##### Exercise input #####
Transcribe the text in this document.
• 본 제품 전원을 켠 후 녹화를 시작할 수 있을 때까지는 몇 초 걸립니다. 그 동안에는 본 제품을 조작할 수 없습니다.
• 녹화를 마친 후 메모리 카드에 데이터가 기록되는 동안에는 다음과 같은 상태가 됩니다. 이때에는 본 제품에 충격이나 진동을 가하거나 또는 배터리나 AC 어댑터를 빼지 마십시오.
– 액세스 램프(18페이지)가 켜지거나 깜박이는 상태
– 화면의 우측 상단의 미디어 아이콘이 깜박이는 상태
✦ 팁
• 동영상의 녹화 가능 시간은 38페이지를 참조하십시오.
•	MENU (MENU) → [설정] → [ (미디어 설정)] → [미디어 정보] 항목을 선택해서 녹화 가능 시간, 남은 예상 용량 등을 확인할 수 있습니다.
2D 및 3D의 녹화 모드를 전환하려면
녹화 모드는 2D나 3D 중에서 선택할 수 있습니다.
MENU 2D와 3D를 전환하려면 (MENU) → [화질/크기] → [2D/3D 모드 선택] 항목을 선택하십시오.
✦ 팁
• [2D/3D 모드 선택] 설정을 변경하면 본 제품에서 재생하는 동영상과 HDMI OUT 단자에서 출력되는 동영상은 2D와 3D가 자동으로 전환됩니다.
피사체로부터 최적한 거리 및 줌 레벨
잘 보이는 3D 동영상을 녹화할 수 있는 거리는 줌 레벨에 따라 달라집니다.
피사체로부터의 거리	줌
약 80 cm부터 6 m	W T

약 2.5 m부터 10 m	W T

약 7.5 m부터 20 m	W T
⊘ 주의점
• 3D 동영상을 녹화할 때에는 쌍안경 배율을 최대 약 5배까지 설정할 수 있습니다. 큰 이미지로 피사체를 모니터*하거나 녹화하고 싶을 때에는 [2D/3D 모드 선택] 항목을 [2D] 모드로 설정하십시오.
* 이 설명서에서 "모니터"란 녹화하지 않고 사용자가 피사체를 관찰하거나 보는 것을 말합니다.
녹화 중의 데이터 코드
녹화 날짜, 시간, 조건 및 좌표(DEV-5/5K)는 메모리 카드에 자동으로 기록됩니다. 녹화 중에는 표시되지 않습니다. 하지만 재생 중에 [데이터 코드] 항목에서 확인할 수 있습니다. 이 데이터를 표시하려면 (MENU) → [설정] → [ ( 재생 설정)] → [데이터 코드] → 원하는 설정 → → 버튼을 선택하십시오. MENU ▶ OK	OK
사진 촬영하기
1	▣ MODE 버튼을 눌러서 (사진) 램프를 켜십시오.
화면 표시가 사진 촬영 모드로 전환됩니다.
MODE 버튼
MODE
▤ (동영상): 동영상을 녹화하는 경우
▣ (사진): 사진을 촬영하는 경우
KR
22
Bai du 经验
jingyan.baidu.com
#####
* [Problem statement] In the entries above, find each line with the word "동영상을" and show it.

* [Response below]
잘 보이는 3D 동영상을 녹화할 수 있는 거리는 줌 레벨에 따라 달라집니다.
• 3D 동영상을 녹화할 때에는 쌍안경 배율을 최대 약 5배까지 설정할 수 있습니다. 큰 이미지로 피사체를 모니터*하거나 녹화하고 싶을 때에는 [2D/3D 모드 선택] 항목을 [2D] 모드로 설정하십시오.
▤ (동영상): 동영상을 녹화하는 경우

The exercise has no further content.